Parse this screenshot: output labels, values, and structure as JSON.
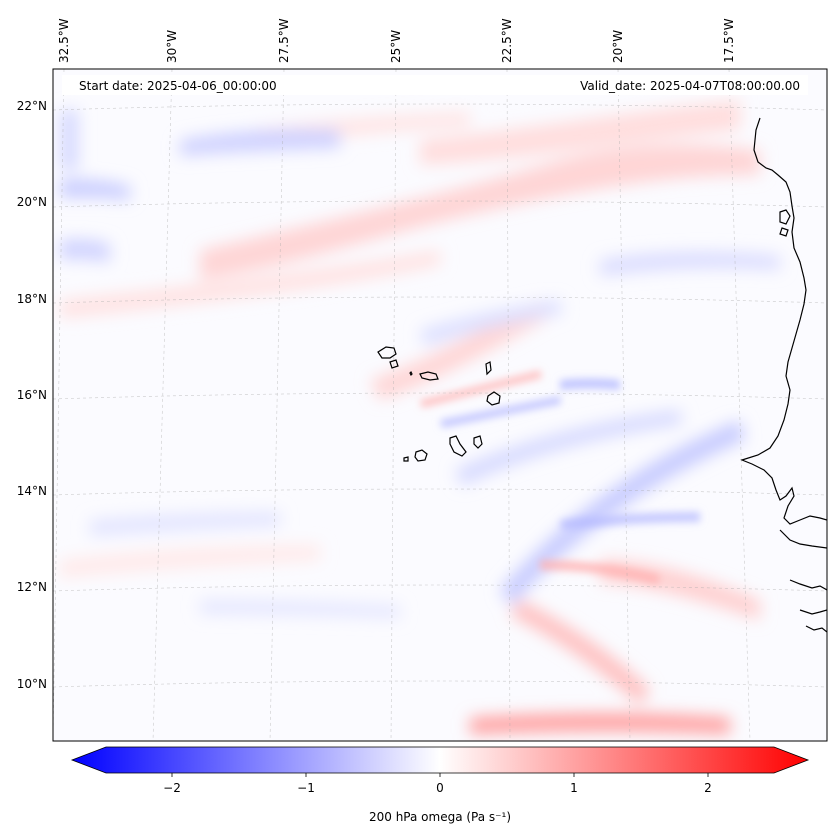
{
  "header": {
    "start_date": "Start date: 2025-04-06_00:00:00",
    "valid_date": "Valid_date: 2025-04-07T08:00:00.00"
  },
  "map": {
    "lon_ticks": [
      "32.5°W",
      "30°W",
      "27.5°W",
      "25°W",
      "22.5°W",
      "20°W",
      "17.5°W"
    ],
    "lat_ticks": [
      "22°N",
      "20°N",
      "18°N",
      "16°N",
      "14°N",
      "12°N",
      "10°N"
    ],
    "gridlines": true,
    "field": "200 hPa omega contour fill, mostly near zero with weak bands"
  },
  "colorbar": {
    "label": "200 hPa omega (Pa s⁻¹)",
    "ticks": [
      "−2",
      "−1",
      "0",
      "1",
      "2"
    ],
    "min": -2.5,
    "max": 2.5,
    "low_color": "#0000ff",
    "mid_color": "#ffffff",
    "high_color": "#ff0000"
  }
}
——————————
• _TASK BRIEF_: Say, as a bare number, how many lines in the entries above include the string "omega".

• _FINAL ANSWER_: 2